-- BEGIN RECORD EXTRACTS --

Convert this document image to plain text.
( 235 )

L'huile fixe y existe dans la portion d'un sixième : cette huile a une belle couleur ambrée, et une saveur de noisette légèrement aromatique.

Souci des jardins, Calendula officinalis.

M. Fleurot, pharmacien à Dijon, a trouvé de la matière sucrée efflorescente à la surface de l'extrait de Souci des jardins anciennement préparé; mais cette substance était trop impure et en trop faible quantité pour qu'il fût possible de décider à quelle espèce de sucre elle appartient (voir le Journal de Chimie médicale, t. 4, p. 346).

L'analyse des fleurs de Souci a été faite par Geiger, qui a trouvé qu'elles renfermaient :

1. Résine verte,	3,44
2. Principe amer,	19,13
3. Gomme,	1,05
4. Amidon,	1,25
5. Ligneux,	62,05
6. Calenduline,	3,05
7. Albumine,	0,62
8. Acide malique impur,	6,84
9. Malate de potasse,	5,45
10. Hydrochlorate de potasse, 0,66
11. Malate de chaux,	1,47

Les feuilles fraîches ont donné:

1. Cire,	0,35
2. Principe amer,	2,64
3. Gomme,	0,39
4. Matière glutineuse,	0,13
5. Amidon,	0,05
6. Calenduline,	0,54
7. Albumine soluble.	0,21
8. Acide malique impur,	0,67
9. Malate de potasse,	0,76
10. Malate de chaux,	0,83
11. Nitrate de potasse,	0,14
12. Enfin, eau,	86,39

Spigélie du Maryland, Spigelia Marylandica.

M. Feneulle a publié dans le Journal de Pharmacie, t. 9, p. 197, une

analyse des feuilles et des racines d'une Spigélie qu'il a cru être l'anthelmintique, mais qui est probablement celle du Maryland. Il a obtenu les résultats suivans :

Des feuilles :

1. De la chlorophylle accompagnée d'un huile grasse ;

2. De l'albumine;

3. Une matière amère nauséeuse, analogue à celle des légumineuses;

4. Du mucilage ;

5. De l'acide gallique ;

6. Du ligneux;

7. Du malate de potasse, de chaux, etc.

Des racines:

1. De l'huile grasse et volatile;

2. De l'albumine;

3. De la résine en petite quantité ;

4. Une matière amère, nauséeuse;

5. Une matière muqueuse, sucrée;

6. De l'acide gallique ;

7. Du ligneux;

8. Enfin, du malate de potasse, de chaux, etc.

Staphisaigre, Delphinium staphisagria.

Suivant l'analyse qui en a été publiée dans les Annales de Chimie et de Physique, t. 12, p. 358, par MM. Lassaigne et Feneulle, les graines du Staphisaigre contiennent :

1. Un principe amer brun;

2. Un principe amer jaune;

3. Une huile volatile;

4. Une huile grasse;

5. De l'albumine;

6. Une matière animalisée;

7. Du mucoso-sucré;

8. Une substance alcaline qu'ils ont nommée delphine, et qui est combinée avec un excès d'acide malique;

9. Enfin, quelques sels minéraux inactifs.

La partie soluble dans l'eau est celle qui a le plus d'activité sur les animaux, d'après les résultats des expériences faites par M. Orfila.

-- END RECORD EXTRACTS --

## [EXERCISE INSTRUCTIONS]
Using the listing above, state the number of lines that hold "mais", with no other text.

## [RESULT BELOW]
2